→ Task objective
Report only the number of lines in the records that contain the word "الشيطان".
--- BEGIN Dataset extract ---
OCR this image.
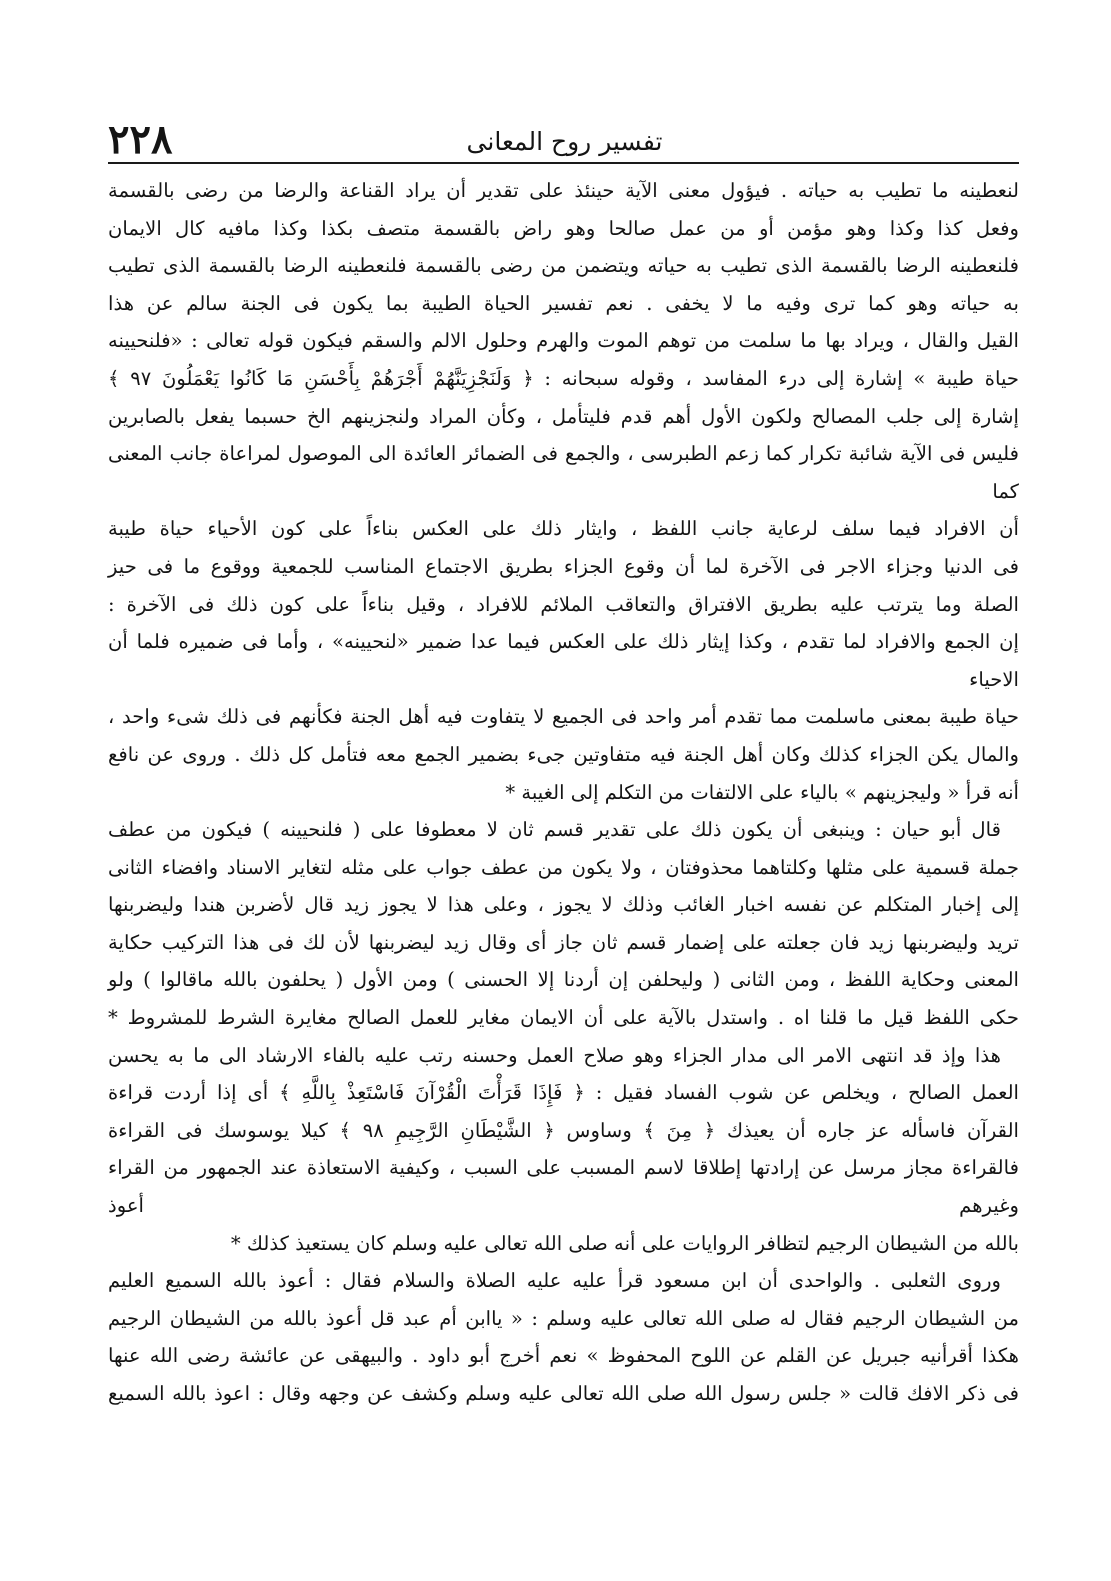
٢٢٨	تفسير روح المعانى

لنعطينه ما تطيب به حياته . فيؤول معنى الآية حينئذ على تقدير أن يراد القناعة والرضا من رضى بالقسمة

وفعل كذا وكذا وهو مؤمن أو من عمل صالحا وهو راض بالقسمة متصف بكذا وكذا مافيه كال الايمان

فلنعطينه الرضا بالقسمة الذى تطيب به حياته ويتضمن من رضى بالقسمة فلنعطينه الرضا بالقسمة الذى تطيب

به حياته وهو كما ترى وفيه ما لا يخفى . نعم تفسير الحياة الطيبة بما يكون فى الجنة سالم عن هذا

القيل والقال ، ويراد بها ما سلمت من توهم الموت والهرم وحلول الالم والسقم فيكون قوله تعالى : «فلنحيينه

حياة طيبة » إشارة إلى درء المفاسد ، وقوله سبحانه : ﴿ وَلَنَجْزِيَنَّهُمْ أَجْرَهُمْ بِأَحْسَنِ مَا كَانُوا يَعْمَلُونَ ٩٧ ﴾

إشارة إلى جلب المصالح ولكون الأول أهم قدم فليتأمل ، وكأن المراد ولنجزينهم الخ حسبما يفعل بالصابرين

فليس فى الآية شائبة تكرار كما زعم الطبرسى ، والجمع فى الضمائر العائدة الى الموصول لمراعاة جانب المعنى كما

أن الافراد فيما سلف لرعاية جانب اللفظ ، وايثار ذلك على العكس بناءاً على كون الأحياء حياة طيبة

فى الدنيا وجزاء الاجر فى الآخرة لما أن وقوع الجزاء بطريق الاجتماع المناسب للجمعية ووقوع ما فى حيز

الصلة وما يترتب عليه بطريق الافتراق والتعاقب الملائم للافراد ، وقيل بناءاً على كون ذلك فى الآخرة :

إن الجمع والافراد لما تقدم ، وكذا إيثار ذلك على العكس فيما عدا ضمير «لنحيينه» ، وأما فى ضميره فلما أن الاحياء

حياة طيبة بمعنى ماسلمت مما تقدم أمر واحد فى الجميع لا يتفاوت فيه أهل الجنة فكأنهم فى ذلك شىء واحد ،

والمال يكن الجزاء كذلك وكان أهل الجنة فيه متفاوتين جىء بضمير الجمع معه فتأمل كل ذلك . وروى عن نافع

أنه قرأ « وليجزينهم » بالياء على الالتفات من التكلم إلى الغيبة *

قال أبو حيان : وينبغى أن يكون ذلك على تقدير قسم ثان لا معطوفا على ( فلنحيينه ) فيكون من عطف

جملة قسمية على مثلها وكلتاهما محذوفتان ، ولا يكون من عطف جواب على مثله لتغاير الاسناد وافضاء الثانى

إلى إخبار المتكلم عن نفسه اخبار الغائب وذلك لا يجوز ، وعلى هذا لا يجوز زيد قال لأضربن هندا وليضربنها

تريد وليضربنها زيد فان جعلته على إضمار قسم ثان جاز أى وقال زيد ليضربنها لأن لك فى هذا التركيب حكاية

المعنى وحكاية اللفظ ، ومن الثانى ( وليحلفن إن أردنا إلا الحسنى ) ومن الأول ( يحلفون بالله ماقالوا ) ولو

حكى اللفظ قيل ما قلنا اه . واستدل بالآية على أن الايمان مغاير للعمل الصالح مغايرة الشرط للمشروط *

هذا وإذ قد انتهى الامر الى مدار الجزاء وهو صلاح العمل وحسنه رتب عليه بالفاء الارشاد الى ما به يحسن

العمل الصالح ، ويخلص عن شوب الفساد فقيل : ﴿ فَإِذَا قَرَأْتَ الْقُرْآنَ فَاسْتَعِذْ بِاللَّهِ ﴾ أى إذا أردت قراءة

القرآن فاسأله عز جاره أن يعيذك ﴿ مِنَ ﴾ وساوس ﴿ الشَّيْطَانِ الرَّجِيمِ ٩٨ ﴾ كيلا يوسوسك فى القراءة

فالقراءة مجاز مرسل عن إرادتها إطلاقا لاسم المسبب على السبب ، وكيفية الاستعاذة عند الجمهور من القراء وغيرهم أعوذ

بالله من الشيطان الرجيم لتظافر الروايات على أنه صلى الله تعالى عليه وسلم كان يستعيذ كذلك *

وروى الثعلبى . والواحدى أن ابن مسعود قرأ عليه عليه الصلاة والسلام فقال : أعوذ بالله السميع العليم

من الشيطان الرجيم فقال له صلى الله تعالى عليه وسلم : « ياابن أم عبد قل أعوذ بالله من الشيطان الرجيم

هكذا أقرأنيه جبريل عن القلم عن اللوح المحفوظ » نعم أخرج أبو داود . والبيهقى عن عائشة رضى الله عنها

فى ذكر الافك قالت « جلس رسول الله صلى الله تعالى عليه وسلم وكشف عن وجهه وقال : اعوذ بالله السميع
--- END Dataset extract ---
→ Exercise answer
2